**DATA TO PROCESS**
— Start —

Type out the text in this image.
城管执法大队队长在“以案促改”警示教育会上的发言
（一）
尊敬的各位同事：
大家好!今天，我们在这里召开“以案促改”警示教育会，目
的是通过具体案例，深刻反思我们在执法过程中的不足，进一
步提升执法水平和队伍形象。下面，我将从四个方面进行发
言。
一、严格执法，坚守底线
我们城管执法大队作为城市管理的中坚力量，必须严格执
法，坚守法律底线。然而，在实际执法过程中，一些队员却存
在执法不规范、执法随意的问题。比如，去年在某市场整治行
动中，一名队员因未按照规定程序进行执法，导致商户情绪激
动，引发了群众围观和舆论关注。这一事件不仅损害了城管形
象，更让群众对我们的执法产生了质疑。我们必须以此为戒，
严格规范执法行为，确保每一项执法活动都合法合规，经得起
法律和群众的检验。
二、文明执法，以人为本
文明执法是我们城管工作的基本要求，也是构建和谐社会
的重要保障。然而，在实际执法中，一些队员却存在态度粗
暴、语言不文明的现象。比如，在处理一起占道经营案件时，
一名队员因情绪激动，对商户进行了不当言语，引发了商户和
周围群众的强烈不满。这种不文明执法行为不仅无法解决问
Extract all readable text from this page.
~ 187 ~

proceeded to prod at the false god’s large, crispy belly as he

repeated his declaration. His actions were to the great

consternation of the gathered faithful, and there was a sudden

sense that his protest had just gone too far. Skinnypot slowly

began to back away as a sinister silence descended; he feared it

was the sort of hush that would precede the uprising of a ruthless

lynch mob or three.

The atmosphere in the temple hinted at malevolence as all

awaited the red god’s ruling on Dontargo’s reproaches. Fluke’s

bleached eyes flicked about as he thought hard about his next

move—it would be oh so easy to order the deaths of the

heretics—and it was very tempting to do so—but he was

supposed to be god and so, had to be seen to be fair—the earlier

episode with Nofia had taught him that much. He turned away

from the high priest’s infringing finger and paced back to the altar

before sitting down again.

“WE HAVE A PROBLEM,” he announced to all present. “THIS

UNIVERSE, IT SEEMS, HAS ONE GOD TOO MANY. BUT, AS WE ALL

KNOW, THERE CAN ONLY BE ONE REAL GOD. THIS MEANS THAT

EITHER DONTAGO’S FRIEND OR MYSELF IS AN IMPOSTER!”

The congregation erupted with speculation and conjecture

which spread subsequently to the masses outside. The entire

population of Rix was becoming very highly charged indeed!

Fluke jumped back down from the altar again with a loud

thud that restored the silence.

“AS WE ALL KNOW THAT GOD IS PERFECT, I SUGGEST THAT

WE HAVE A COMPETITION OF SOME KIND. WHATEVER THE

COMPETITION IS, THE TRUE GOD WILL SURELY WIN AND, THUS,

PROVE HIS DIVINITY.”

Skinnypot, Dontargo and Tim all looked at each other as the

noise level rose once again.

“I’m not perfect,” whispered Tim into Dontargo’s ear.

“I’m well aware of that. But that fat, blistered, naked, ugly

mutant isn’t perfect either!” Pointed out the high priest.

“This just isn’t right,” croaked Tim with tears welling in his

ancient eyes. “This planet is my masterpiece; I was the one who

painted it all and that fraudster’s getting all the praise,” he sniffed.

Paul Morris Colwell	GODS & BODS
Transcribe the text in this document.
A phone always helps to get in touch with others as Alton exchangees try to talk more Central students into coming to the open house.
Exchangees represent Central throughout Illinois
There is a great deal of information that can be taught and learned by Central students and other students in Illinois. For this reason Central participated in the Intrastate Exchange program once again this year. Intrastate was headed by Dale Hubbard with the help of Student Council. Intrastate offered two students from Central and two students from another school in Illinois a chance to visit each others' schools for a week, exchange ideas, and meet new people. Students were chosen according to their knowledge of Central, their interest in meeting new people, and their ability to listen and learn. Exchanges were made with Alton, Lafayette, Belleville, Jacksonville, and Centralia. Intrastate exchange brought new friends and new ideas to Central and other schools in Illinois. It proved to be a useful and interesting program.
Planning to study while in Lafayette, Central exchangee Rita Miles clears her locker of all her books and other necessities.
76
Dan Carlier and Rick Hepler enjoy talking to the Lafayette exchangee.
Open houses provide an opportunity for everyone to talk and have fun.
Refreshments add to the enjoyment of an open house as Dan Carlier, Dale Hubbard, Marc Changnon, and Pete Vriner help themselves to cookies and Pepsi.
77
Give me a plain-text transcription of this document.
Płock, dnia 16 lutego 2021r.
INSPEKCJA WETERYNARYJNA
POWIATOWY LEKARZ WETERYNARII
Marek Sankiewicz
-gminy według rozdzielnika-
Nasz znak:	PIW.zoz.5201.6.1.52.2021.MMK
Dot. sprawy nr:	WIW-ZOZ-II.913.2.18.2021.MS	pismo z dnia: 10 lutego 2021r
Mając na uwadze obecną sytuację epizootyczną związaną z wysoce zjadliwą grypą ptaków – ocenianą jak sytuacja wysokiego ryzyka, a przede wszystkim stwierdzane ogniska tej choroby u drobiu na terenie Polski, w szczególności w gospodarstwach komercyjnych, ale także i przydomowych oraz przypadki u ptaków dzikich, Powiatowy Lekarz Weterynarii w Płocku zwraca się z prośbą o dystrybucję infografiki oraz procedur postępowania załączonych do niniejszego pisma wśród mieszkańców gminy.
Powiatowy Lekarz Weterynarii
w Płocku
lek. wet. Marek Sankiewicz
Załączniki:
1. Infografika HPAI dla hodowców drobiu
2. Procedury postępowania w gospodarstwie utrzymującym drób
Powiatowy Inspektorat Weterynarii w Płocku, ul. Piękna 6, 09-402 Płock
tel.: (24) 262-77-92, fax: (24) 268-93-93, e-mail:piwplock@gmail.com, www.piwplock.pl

— End —

Write out the entire listing exactly.

**REPLY TO THE TASK**
Type out the text in this image.
城管执法大队队长在“以案促改”警示教育会上的发言
（一）
尊敬的各位同事：
大家好!今天，我们在这里召开“以案促改”警示教育会，目
的是通过具体案例，深刻反思我们在执法过程中的不足，进一
步提升执法水平和队伍形象。下面，我将从四个方面进行发
言。
一、严格执法，坚守底线
我们城管执法大队作为城市管理的中坚力量，必须严格执
法，坚守法律底线。然而，在实际执法过程中，一些队员却存
在执法不规范、执法随意的问题。比如，去年在某市场整治行
动中，一名队员因未按照规定程序进行执法，导致商户情绪激
动，引发了群众围观和舆论关注。这一事件不仅损害了城管形
象，更让群众对我们的执法产生了质疑。我们必须以此为戒，
严格规范执法行为，确保每一项执法活动都合法合规，经得起
法律和群众的检验。
二、文明执法，以人为本
文明执法是我们城管工作的基本要求，也是构建和谐社会
的重要保障。然而，在实际执法中，一些队员却存在态度粗
暴、语言不文明的现象。比如，在处理一起占道经营案件时，
一名队员因情绪激动，对商户进行了不当言语，引发了商户和
周围群众的强烈不满。这种不文明执法行为不仅无法解决问
Extract all readable text from this page.
~ 187 ~

proceeded to prod at the false god’s large, crispy belly as he

repeated his declaration. His actions were to the great

consternation of the gathered faithful, and there was a sudden

sense that his protest had just gone too far. Skinnypot slowly

began to back away as a sinister silence descended; he feared it

was the sort of hush that would precede the uprising of a ruthless

lynch mob or three.

The atmosphere in the temple hinted at malevolence as all

awaited the red god’s ruling on Dontargo’s reproaches. Fluke’s

bleached eyes flicked about as he thought hard about his next

move—it would be oh so easy to order the deaths of the

heretics—and it was very tempting to do so—but he was

supposed to be god and so, had to be seen to be fair—the earlier

episode with Nofia had taught him that much. He turned away

from the high priest’s infringing finger and paced back to the altar

before sitting down again.

“WE HAVE A PROBLEM,” he announced to all present. “THIS

UNIVERSE, IT SEEMS, HAS ONE GOD TOO MANY. BUT, AS WE ALL

KNOW, THERE CAN ONLY BE ONE REAL GOD. THIS MEANS THAT

EITHER DONTAGO’S FRIEND OR MYSELF IS AN IMPOSTER!”

The congregation erupted with speculation and conjecture

which spread subsequently to the masses outside. The entire

population of Rix was becoming very highly charged indeed!

Fluke jumped back down from the altar again with a loud

thud that restored the silence.

“AS WE ALL KNOW THAT GOD IS PERFECT, I SUGGEST THAT

WE HAVE A COMPETITION OF SOME KIND. WHATEVER THE

COMPETITION IS, THE TRUE GOD WILL SURELY WIN AND, THUS,

PROVE HIS DIVINITY.”

Skinnypot, Dontargo and Tim all looked at each other as the

noise level rose once again.

“I’m not perfect,” whispered Tim into Dontargo’s ear.

“I’m well aware of that. But that fat, blistered, naked, ugly

mutant isn’t perfect either!” Pointed out the high priest.

“This just isn’t right,” croaked Tim with tears welling in his

ancient eyes. “This planet is my masterpiece; I was the one who

painted it all and that fraudster’s getting all the praise,” he sniffed.

Paul Morris Colwell	GODS & BODS
Transcribe the text in this document.
A phone always helps to get in touch with others as Alton exchangees try to talk more Central students into coming to the open house.
Exchangees represent Central throughout Illinois
There is a great deal of information that can be taught and learned by Central students and other students in Illinois. For this reason Central participated in the Intrastate Exchange program once again this year. Intrastate was headed by Dale Hubbard with the help of Student Council. Intrastate offered two students from Central and two students from another school in Illinois a chance to visit each others' schools for a week, exchange ideas, and meet new people. Students were chosen according to their knowledge of Central, their interest in meeting new people, and their ability to listen and learn. Exchanges were made with Alton, Lafayette, Belleville, Jacksonville, and Centralia. Intrastate exchange brought new friends and new ideas to Central and other schools in Illinois. It proved to be a useful and interesting program.
Planning to study while in Lafayette, Central exchangee Rita Miles clears her locker of all her books and other necessities.
76
Dan Carlier and Rick Hepler enjoy talking to the Lafayette exchangee.
Open houses provide an opportunity for everyone to talk and have fun.
Refreshments add to the enjoyment of an open house as Dan Carlier, Dale Hubbard, Marc Changnon, and Pete Vriner help themselves to cookies and Pepsi.
77
Give me a plain-text transcription of this document.
Płock, dnia 16 lutego 2021r.
INSPEKCJA WETERYNARYJNA
POWIATOWY LEKARZ WETERYNARII
Marek Sankiewicz
-gminy według rozdzielnika-
Nasz znak:	PIW.zoz.5201.6.1.52.2021.MMK
Dot. sprawy nr:	WIW-ZOZ-II.913.2.18.2021.MS	pismo z dnia: 10 lutego 2021r
Mając na uwadze obecną sytuację epizootyczną związaną z wysoce zjadliwą grypą ptaków – ocenianą jak sytuacja wysokiego ryzyka, a przede wszystkim stwierdzane ogniska tej choroby u drobiu na terenie Polski, w szczególności w gospodarstwach komercyjnych, ale także i przydomowych oraz przypadki u ptaków dzikich, Powiatowy Lekarz Weterynarii w Płocku zwraca się z prośbą o dystrybucję infografiki oraz procedur postępowania załączonych do niniejszego pisma wśród mieszkańców gminy.
Powiatowy Lekarz Weterynarii
w Płocku
lek. wet. Marek Sankiewicz
Załączniki:
1. Infografika HPAI dla hodowców drobiu
2. Procedury postępowania w gospodarstwie utrzymującym drób
Powiatowy Inspektorat Weterynarii w Płocku, ul. Piękna 6, 09-402 Płock
tel.: (24) 262-77-92, fax: (24) 268-93-93, e-mail:piwplock@gmail.com, www.piwplock.pl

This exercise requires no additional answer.